Copy each of the following entries word for word.

──────────

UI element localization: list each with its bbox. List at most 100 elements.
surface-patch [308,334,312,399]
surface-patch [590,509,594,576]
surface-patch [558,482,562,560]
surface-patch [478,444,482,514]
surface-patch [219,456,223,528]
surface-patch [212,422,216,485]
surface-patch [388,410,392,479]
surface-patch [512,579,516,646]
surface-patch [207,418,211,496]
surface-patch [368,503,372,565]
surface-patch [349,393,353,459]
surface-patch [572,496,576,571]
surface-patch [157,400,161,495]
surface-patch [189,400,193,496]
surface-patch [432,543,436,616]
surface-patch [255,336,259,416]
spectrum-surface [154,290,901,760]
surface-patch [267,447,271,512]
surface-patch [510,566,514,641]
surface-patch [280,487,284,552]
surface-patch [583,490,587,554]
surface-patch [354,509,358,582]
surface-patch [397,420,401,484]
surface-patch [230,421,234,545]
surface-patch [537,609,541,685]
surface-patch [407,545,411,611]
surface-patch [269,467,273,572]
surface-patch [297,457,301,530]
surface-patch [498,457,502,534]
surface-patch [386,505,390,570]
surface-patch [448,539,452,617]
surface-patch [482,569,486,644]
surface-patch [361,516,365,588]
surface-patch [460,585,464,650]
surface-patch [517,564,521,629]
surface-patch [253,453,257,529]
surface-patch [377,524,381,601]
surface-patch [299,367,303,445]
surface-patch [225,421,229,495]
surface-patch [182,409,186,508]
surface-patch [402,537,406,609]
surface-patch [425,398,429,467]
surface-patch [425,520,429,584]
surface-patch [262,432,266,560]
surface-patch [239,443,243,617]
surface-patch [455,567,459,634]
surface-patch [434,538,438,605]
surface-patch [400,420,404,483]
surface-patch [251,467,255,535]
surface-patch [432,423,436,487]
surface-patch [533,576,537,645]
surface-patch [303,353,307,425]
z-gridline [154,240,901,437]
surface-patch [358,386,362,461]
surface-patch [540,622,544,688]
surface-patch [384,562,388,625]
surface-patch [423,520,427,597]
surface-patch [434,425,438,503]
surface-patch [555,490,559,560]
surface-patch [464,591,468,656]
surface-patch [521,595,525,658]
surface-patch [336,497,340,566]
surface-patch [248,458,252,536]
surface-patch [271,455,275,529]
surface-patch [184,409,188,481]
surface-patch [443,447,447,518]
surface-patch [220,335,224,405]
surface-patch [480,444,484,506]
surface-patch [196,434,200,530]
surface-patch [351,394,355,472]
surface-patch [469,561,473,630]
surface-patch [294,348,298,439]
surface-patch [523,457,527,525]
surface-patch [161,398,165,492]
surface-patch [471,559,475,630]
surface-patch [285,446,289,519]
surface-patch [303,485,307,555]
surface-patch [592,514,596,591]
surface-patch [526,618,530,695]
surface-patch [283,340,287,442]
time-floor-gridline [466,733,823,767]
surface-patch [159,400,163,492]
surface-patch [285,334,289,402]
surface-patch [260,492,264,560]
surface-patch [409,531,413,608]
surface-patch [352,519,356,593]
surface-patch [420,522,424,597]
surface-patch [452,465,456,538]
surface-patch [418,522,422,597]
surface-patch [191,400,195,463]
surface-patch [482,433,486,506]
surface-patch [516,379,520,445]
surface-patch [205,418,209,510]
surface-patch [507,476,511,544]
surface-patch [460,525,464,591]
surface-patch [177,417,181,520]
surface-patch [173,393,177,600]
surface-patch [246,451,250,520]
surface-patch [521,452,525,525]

──────────

**TASK OUTPUT:**
UI element localization: list each with its bbox. List at most 100 elements.
surface-patch [308,334,312,399]
surface-patch [590,509,594,576]
surface-patch [558,482,562,560]
surface-patch [478,444,482,514]
surface-patch [219,456,223,528]
surface-patch [212,422,216,485]
surface-patch [388,410,392,479]
surface-patch [512,579,516,646]
surface-patch [207,418,211,496]
surface-patch [368,503,372,565]
surface-patch [349,393,353,459]
surface-patch [572,496,576,571]
surface-patch [157,400,161,495]
surface-patch [189,400,193,496]
surface-patch [432,543,436,616]
surface-patch [255,336,259,416]
spectrum-surface [154,290,901,760]
surface-patch [267,447,271,512]
surface-patch [510,566,514,641]
surface-patch [280,487,284,552]
surface-patch [583,490,587,554]
surface-patch [354,509,358,582]
surface-patch [397,420,401,484]
surface-patch [230,421,234,545]
surface-patch [537,609,541,685]
surface-patch [407,545,411,611]
surface-patch [269,467,273,572]
surface-patch [297,457,301,530]
surface-patch [498,457,502,534]
surface-patch [386,505,390,570]
surface-patch [448,539,452,617]
surface-patch [482,569,486,644]
surface-patch [361,516,365,588]
surface-patch [460,585,464,650]
surface-patch [517,564,521,629]
surface-patch [253,453,257,529]
surface-patch [377,524,381,601]
surface-patch [299,367,303,445]
surface-patch [225,421,229,495]
surface-patch [182,409,186,508]
surface-patch [402,537,406,609]
surface-patch [425,398,429,467]
surface-patch [425,520,429,584]
surface-patch [262,432,266,560]
surface-patch [239,443,243,617]
surface-patch [455,567,459,634]
surface-patch [434,538,438,605]
surface-patch [400,420,404,483]
surface-patch [251,467,255,535]
surface-patch [432,423,436,487]
surface-patch [533,576,537,645]
surface-patch [303,353,307,425]
z-gridline [154,240,901,437]
surface-patch [358,386,362,461]
surface-patch [540,622,544,688]
surface-patch [384,562,388,625]
surface-patch [423,520,427,597]
surface-patch [434,425,438,503]
surface-patch [555,490,559,560]
surface-patch [464,591,468,656]
surface-patch [521,595,525,658]
surface-patch [336,497,340,566]
surface-patch [248,458,252,536]
surface-patch [271,455,275,529]
surface-patch [184,409,188,481]
surface-patch [443,447,447,518]
surface-patch [220,335,224,405]
surface-patch [480,444,484,506]
surface-patch [196,434,200,530]
surface-patch [351,394,355,472]
surface-patch [469,561,473,630]
surface-patch [294,348,298,439]
surface-patch [523,457,527,525]
surface-patch [161,398,165,492]
surface-patch [471,559,475,630]
surface-patch [285,446,289,519]
surface-patch [303,485,307,555]
surface-patch [592,514,596,591]
surface-patch [526,618,530,695]
surface-patch [283,340,287,442]
time-floor-gridline [466,733,823,767]
surface-patch [159,400,163,492]
surface-patch [285,334,289,402]
surface-patch [260,492,264,560]
surface-patch [409,531,413,608]
surface-patch [352,519,356,593]
surface-patch [420,522,424,597]
surface-patch [452,465,456,538]
surface-patch [418,522,422,597]
surface-patch [191,400,195,463]
surface-patch [482,433,486,506]
surface-patch [516,379,520,445]
surface-patch [205,418,209,510]
surface-patch [507,476,511,544]
surface-patch [460,525,464,591]
surface-patch [177,417,181,520]
surface-patch [173,393,177,600]
surface-patch [246,451,250,520]
surface-patch [521,452,525,525]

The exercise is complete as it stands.